(Extracts from a graphics dataset)
## BEGIN
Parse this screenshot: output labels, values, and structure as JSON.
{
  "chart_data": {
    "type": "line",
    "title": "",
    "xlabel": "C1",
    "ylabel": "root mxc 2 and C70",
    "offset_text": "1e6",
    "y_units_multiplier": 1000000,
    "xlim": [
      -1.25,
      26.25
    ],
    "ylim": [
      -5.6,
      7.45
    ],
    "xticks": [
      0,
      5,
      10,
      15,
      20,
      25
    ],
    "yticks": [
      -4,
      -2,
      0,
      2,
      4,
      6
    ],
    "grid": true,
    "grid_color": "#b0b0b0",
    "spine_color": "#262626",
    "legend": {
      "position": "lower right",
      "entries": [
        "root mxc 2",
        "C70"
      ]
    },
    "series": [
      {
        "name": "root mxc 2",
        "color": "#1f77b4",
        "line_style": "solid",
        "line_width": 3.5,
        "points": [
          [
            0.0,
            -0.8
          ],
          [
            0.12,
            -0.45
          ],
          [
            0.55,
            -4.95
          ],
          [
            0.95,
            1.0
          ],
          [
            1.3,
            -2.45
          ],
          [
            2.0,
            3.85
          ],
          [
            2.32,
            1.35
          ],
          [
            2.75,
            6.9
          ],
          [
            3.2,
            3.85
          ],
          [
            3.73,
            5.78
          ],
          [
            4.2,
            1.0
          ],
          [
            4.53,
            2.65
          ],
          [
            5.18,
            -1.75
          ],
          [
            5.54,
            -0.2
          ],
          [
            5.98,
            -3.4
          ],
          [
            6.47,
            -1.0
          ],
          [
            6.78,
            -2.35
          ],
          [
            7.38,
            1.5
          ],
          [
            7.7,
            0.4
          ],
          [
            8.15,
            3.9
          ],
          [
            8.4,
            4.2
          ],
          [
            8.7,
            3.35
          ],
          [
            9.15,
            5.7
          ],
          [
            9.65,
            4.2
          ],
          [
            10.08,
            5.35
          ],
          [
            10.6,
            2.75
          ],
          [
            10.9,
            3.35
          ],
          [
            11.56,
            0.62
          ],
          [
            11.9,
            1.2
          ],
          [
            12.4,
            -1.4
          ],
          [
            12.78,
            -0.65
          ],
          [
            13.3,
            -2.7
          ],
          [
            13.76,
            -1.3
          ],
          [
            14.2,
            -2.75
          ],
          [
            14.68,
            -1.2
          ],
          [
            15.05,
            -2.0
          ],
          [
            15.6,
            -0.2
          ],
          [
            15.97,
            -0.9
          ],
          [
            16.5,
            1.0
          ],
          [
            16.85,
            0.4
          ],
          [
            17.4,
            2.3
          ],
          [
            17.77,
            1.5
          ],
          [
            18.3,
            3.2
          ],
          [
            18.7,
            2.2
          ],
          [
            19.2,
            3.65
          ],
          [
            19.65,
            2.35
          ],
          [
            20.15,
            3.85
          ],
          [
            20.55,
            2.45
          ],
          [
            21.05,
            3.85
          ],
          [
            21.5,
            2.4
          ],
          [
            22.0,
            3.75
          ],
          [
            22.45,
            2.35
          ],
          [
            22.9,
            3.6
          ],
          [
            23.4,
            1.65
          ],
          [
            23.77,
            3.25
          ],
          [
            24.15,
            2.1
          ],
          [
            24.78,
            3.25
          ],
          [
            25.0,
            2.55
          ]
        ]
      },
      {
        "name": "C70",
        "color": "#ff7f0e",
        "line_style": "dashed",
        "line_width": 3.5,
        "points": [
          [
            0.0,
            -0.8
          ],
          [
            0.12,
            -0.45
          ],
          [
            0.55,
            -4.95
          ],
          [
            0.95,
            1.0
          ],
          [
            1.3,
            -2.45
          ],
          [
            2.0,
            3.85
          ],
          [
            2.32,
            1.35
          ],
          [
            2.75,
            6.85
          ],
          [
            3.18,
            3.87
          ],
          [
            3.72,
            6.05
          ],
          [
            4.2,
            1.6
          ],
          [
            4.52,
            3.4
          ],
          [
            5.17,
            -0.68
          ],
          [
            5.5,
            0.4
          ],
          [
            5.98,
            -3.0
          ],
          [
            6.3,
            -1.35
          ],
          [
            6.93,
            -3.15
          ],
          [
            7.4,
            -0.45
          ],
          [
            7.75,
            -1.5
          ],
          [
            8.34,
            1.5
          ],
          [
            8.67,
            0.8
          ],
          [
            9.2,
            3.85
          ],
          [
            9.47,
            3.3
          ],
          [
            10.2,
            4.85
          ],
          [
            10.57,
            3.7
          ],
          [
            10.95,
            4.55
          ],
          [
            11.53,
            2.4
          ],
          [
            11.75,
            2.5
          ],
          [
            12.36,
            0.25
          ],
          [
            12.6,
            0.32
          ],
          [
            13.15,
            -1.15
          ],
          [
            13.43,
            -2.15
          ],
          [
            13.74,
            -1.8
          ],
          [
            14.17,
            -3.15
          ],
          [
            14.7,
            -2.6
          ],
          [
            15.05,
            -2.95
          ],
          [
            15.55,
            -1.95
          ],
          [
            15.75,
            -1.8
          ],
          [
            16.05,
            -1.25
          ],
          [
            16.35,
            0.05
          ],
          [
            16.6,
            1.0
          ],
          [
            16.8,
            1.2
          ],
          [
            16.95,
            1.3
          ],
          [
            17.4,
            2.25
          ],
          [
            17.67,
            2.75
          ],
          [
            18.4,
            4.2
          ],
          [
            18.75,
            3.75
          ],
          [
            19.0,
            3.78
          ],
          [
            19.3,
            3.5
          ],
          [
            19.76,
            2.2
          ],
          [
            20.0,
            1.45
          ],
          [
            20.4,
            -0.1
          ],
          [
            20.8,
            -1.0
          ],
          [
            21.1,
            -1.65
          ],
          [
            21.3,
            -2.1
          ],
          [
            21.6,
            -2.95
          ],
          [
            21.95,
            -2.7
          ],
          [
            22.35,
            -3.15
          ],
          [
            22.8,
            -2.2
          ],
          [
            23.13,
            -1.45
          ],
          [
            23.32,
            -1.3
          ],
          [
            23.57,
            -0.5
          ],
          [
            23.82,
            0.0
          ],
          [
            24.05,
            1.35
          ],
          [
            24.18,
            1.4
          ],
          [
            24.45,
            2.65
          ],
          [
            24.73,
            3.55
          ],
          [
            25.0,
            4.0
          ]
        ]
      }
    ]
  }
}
## END
**TASK TO COMPLETE**.
Read through the entries and copy each line in which "root" appears.

**FULL ANSWER**.
    "ylabel": "root mxc 2 and C70",
        "root mxc 2",
        "name": "root mxc 2",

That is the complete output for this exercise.